=== EXERCISE INPUTS ===

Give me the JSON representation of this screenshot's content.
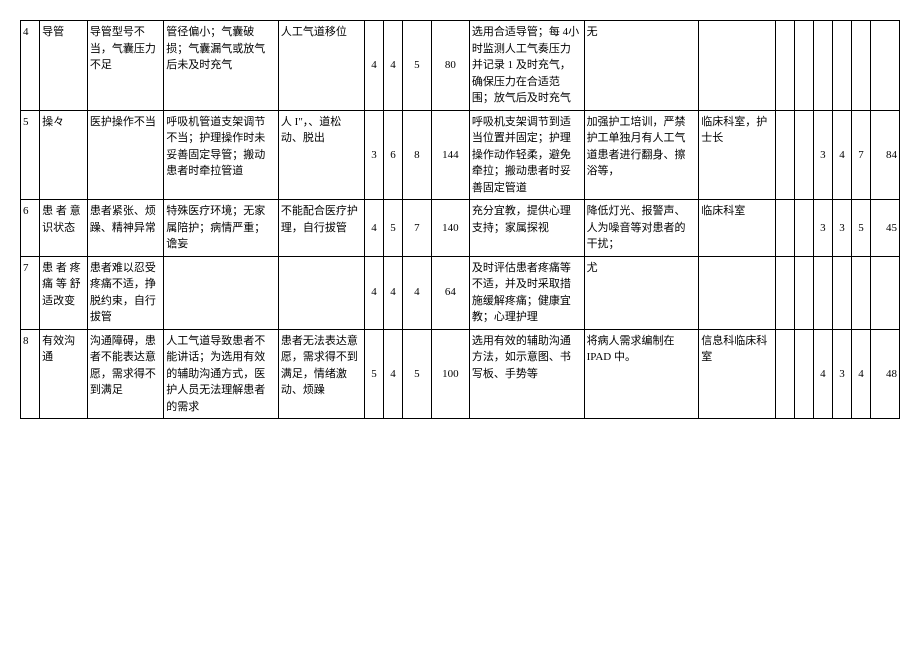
{
  "rows": [
    {
      "num": "4",
      "item": "导管",
      "cause": "导管型号不当，气囊压力不足",
      "mechanism": "管径偏小；气囊破损；气囊漏气或放气后未及时充气",
      "consequence": "人工气道移位",
      "n1": "4",
      "n2": "4",
      "n3": "5",
      "n4": "80",
      "measure": "选用合适导管；每 4小时监测人工气奏压力并记录 1 及时充气，确保压力在合适范围；放气后及时充气",
      "suggest": "无",
      "dept": "",
      "r1": "",
      "r2": "",
      "r3": "",
      "r4": ""
    },
    {
      "num": "5",
      "item": "操々",
      "cause": "医护操作不当",
      "mechanism": "呼吸机管道支架调节不当；护理操作时未妥善固定导管；搬动患者时牵拉管道",
      "consequence": "人 I\"，、道松动、脱出",
      "n1": "3",
      "n2": "6",
      "n3": "8",
      "n4": "144",
      "measure": "呼吸机支架调节到适当位置并固定；护理操作动作轻柔，避免牵拉；搬动患者时妥善固定管道",
      "suggest": "加强护工培训，严禁护工单独月有人工气道患者进行翻身、擦浴等，",
      "dept": "临床科室，护士长",
      "r1": "3",
      "r2": "4",
      "r3": "7",
      "r4": "84"
    },
    {
      "num": "6",
      "item": "患 者 意识状态",
      "cause": "患者紧张、烦躁、精神异常",
      "mechanism": "特殊医疗环境；无家属陪护；病情严重；谵妄",
      "consequence": "不能配合医疗护理，自行拔管",
      "n1": "4",
      "n2": "5",
      "n3": "7",
      "n4": "140",
      "measure": "充分宜教，提供心理支持；家属探视",
      "suggest": "降低灯光、报警声、人为噪音等对患者的干扰；",
      "dept": "临床科室",
      "r1": "3",
      "r2": "3",
      "r3": "5",
      "r4": "45"
    },
    {
      "num": "7",
      "item": "患 者 疼痛 等 舒适改变",
      "cause": "患者难以忍受疼痛不适，挣脱约束，自行拔管",
      "mechanism": "",
      "consequence": "",
      "n1": "4",
      "n2": "4",
      "n3": "4",
      "n4": "64",
      "measure": "及时评估患者疼痛等不适，并及时采取措施缓解疼痛；健康宜教；心理护理",
      "suggest": "尤",
      "dept": "",
      "r1": "",
      "r2": "",
      "r3": "",
      "r4": ""
    },
    {
      "num": "8",
      "item": "有效沟通",
      "cause": "沟通障碍，患者不能表达意愿，需求得不到满足",
      "mechanism": "人工气道导致患者不能讲话；为选用有效的辅助沟通方式，医护人员无法理解患者的需求",
      "consequence": "患者无法表达意愿，需求得不到满足，情绪激动、烦躁",
      "n1": "5",
      "n2": "4",
      "n3": "5",
      "n4": "100",
      "measure": "选用有效的辅助沟通方法，如示意图、书写板、手势等",
      "suggest": "将病人需求编制在IPAD 中。",
      "dept": "信息科临床科室",
      "r1": "4",
      "r2": "3",
      "r3": "4",
      "r4": "48"
    }
  ]
}
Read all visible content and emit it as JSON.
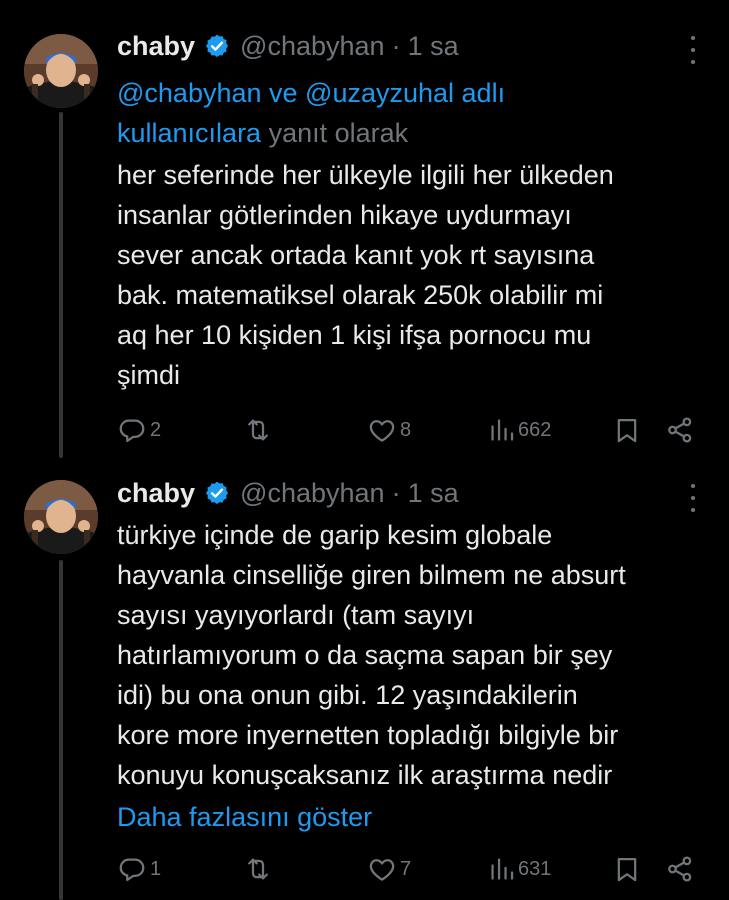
{
  "tweets": [
    {
      "display_name": "chaby",
      "handle": "@chabyhan",
      "dot": "·",
      "time": "1 sa",
      "reply_to": {
        "mention1": "@chabyhan",
        "conjunction": " ve ",
        "mention2": "@uzayzuhal adlı",
        "mention3": "kullanıcılara",
        "suffix": " yanıt olarak"
      },
      "text_lines": [
        "her seferinde her ülkeyle ilgili her ülkeden",
        "insanlar götlerinden hikaye uydurmayı",
        "sever ancak ortada kanıt yok rt sayısına",
        "bak. matematiksel olarak 250k olabilir mi",
        "aq her 10 kişiden 1 kişi ifşa pornocu mu",
        "şimdi"
      ],
      "replies": "2",
      "retweets": "",
      "likes": "8",
      "views": "662"
    },
    {
      "display_name": "chaby",
      "handle": "@chabyhan",
      "dot": "·",
      "time": "1 sa",
      "text_lines": [
        "türkiye içinde de garip kesim globale",
        "hayvanla cinselliğe giren bilmem ne absurt",
        "sayısı yayıyorlardı (tam sayıyı",
        "hatırlamıyorum o da saçma sapan bir şey",
        "idi) bu ona onun gibi. 12 yaşındakilerin",
        "kore more inyernetten topladığı bilgiyle bir",
        "konuyu konuşcaksanız ilk araştırma nedir"
      ],
      "show_more": "Daha fazlasını göster",
      "replies": "1",
      "retweets": "",
      "likes": "7",
      "views": "631"
    }
  ],
  "icons": {
    "verified": "verified-badge-icon",
    "more": "more-options-icon",
    "reply": "reply-icon",
    "retweet": "retweet-icon",
    "like": "heart-icon",
    "views": "views-chart-icon",
    "bookmark": "bookmark-icon",
    "share": "share-icon"
  },
  "colors": {
    "background": "#000000",
    "text": "#e7e9ea",
    "secondary": "#71767b",
    "accent": "#1d9bf0",
    "thread_line": "#333639"
  }
}
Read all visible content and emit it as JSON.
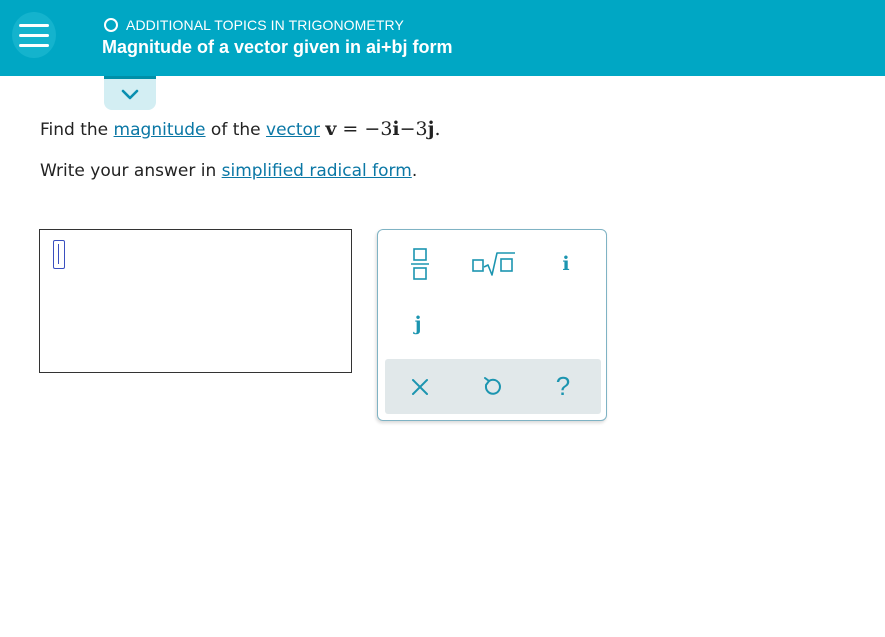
{
  "header": {
    "topic": "ADDITIONAL TOPICS IN TRIGONOMETRY",
    "title": "Magnitude of a vector given in ai+bj form"
  },
  "question": {
    "line1_prefix": "Find the ",
    "magnitude_link": "magnitude",
    "line1_mid": " of the ",
    "vector_link": "vector",
    "equation": {
      "var": "v",
      "eq": " = ",
      "minus1": "−",
      "coef1": "3",
      "unit1": "i",
      "minus2": "−",
      "coef2": "3",
      "unit2": "j",
      "end": "."
    },
    "line2_prefix": "Write your answer in ",
    "radical_link": "simplified radical form",
    "line2_end": "."
  },
  "answer": {
    "value": ""
  },
  "palette": {
    "i_label": "i",
    "j_label": "j",
    "help_label": "?"
  },
  "colors": {
    "header_bg": "#00a7c4",
    "link": "#0a77a5",
    "palette_icon": "#1c95b0"
  }
}
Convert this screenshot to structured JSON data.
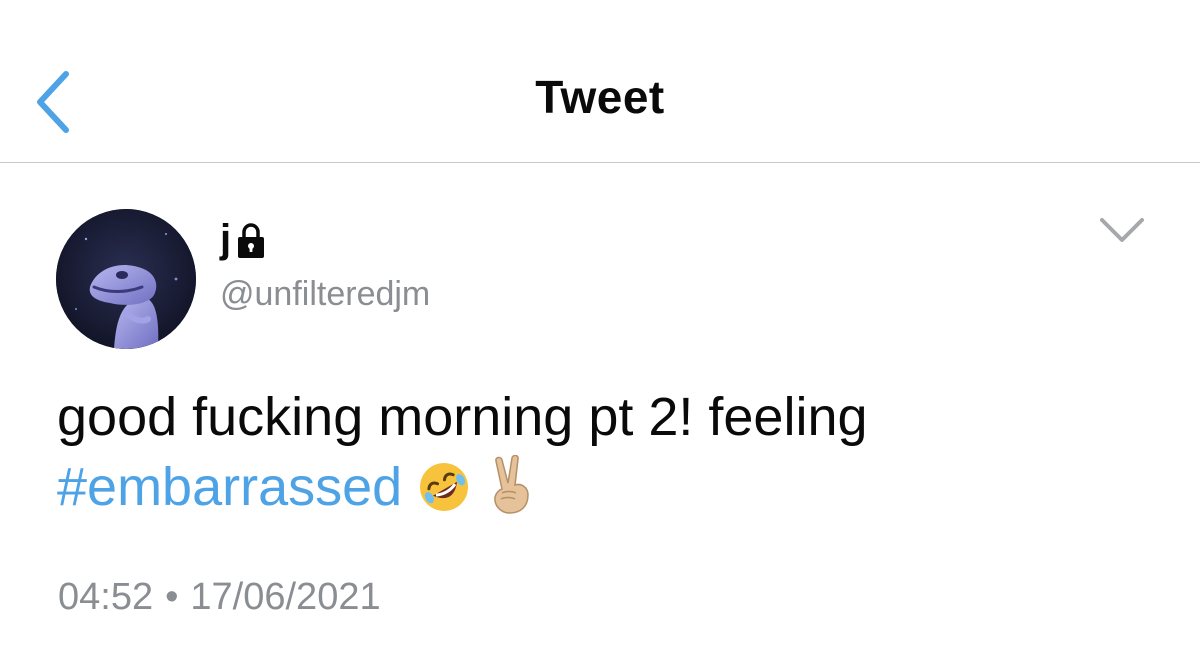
{
  "header": {
    "back_icon": "chevron-left-icon",
    "title": "Tweet"
  },
  "tweet": {
    "avatar": "user-avatar",
    "display_name": "j",
    "protected_icon": "lock-icon",
    "handle": "@unfilteredjm",
    "menu_icon": "chevron-down-icon",
    "text_line1": "good fucking morning pt 2! feeling",
    "hashtag": "#embarrassed",
    "emojis": [
      "rolling-on-floor-laughing-emoji",
      "victory-hand-emoji"
    ],
    "time": "04:52",
    "separator": "•",
    "date": "17/06/2021"
  },
  "colors": {
    "accent": "#4da3e6",
    "secondary_text": "#8a8d91",
    "divider": "#c9c9cc"
  }
}
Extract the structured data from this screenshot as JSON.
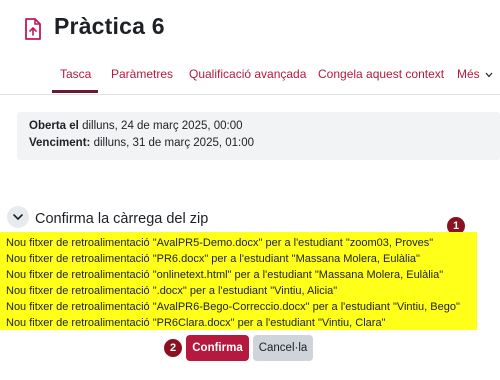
{
  "header": {
    "title": "Pràctica 6",
    "icon": "assignment-icon"
  },
  "tabs": [
    {
      "label": "Tasca",
      "active": true
    },
    {
      "label": "Paràmetres"
    },
    {
      "label": "Qualificació avançada"
    },
    {
      "label": "Congela aquest context"
    },
    {
      "label": "Més"
    }
  ],
  "dates": {
    "opened_label": "Oberta el",
    "opened_value": "dilluns, 24 de març 2025, 00:00",
    "due_label": "Venciment:",
    "due_value": "dilluns, 31 de març 2025, 01:00"
  },
  "section": {
    "title": "Confirma la càrrega del zip",
    "collapse_icon": "chevron-down-icon"
  },
  "annotations": {
    "badge1": "1",
    "badge2": "2"
  },
  "feedback_lines": [
    "Nou fitxer de retroalimentació \"AvalPR5-Demo.docx\" per a l'estudiant \"zoom03, Proves\"",
    "Nou fitxer de retroalimentació \"PR6.docx\" per a l'estudiant \"Massana Molera, Eulàlia\"",
    "Nou fitxer de retroalimentació \"onlinetext.html\" per a l'estudiant \"Massana Molera, Eulàlia\"",
    "Nou fitxer de retroalimentació \".docx\" per a l'estudiant \"Vintiu, Alicia\"",
    "Nou fitxer de retroalimentació \"AvalPR6-Bego-Correccio.docx\" per a l'estudiant \"Vintiu, Bego\"",
    "Nou fitxer de retroalimentació \"PR6Clara.docx\" per a l'estudiant \"Vintiu, Clara\""
  ],
  "buttons": {
    "confirm": "Confirma",
    "cancel": "Cancel·la"
  },
  "colors": {
    "accent": "#b5193d",
    "highlight": "#ffff19",
    "badge": "#8b1020"
  }
}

===

• _WORK TO DO_
Check each line of the records above for the string "Confirma", and report every line that has it.

• _FULL ANSWER_
    "title": "Confirma la càrrega del zip",
    "confirm": "Confirma",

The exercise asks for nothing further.